[start]

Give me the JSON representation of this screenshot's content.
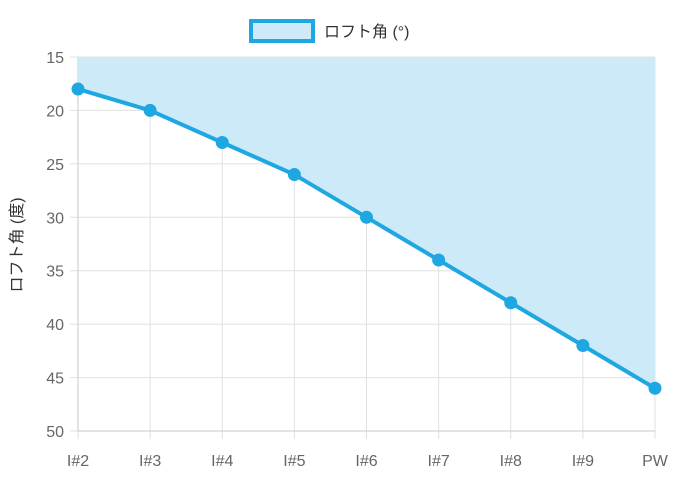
{
  "chart_data": {
    "type": "area",
    "categories": [
      "I#2",
      "I#3",
      "I#4",
      "I#5",
      "I#6",
      "I#7",
      "I#8",
      "I#9",
      "PW"
    ],
    "series": [
      {
        "name": "ロフト角 (°)",
        "values": [
          18,
          20,
          23,
          26,
          30,
          34,
          38,
          42,
          46
        ]
      }
    ],
    "title": "",
    "xlabel": "",
    "ylabel": "ロフト角 (度)",
    "ylim": [
      15,
      50
    ],
    "y_reversed": true,
    "y_ticks": [
      15,
      20,
      25,
      30,
      35,
      40,
      45,
      50
    ],
    "grid": true,
    "legend_position": "top-center",
    "colors": {
      "line": "#1ea7e1",
      "fill": "#cdeaf8",
      "grid": "#e0e0e0"
    }
  }
}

[end]

> **AIM OF THE TASK**:
Each line of the material must be retyped exactly, except that images are omitted.

> **SOLVED PROBLEM**:
Give me the JSON representation of this screenshot's content.
{
  "chart_data": {
    "type": "area",
    "categories": [
      "I#2",
      "I#3",
      "I#4",
      "I#5",
      "I#6",
      "I#7",
      "I#8",
      "I#9",
      "PW"
    ],
    "series": [
      {
        "name": "ロフト角 (°)",
        "values": [
          18,
          20,
          23,
          26,
          30,
          34,
          38,
          42,
          46
        ]
      }
    ],
    "title": "",
    "xlabel": "",
    "ylabel": "ロフト角 (度)",
    "ylim": [
      15,
      50
    ],
    "y_reversed": true,
    "y_ticks": [
      15,
      20,
      25,
      30,
      35,
      40,
      45,
      50
    ],
    "grid": true,
    "legend_position": "top-center",
    "colors": {
      "line": "#1ea7e1",
      "fill": "#cdeaf8",
      "grid": "#e0e0e0"
    }
  }
}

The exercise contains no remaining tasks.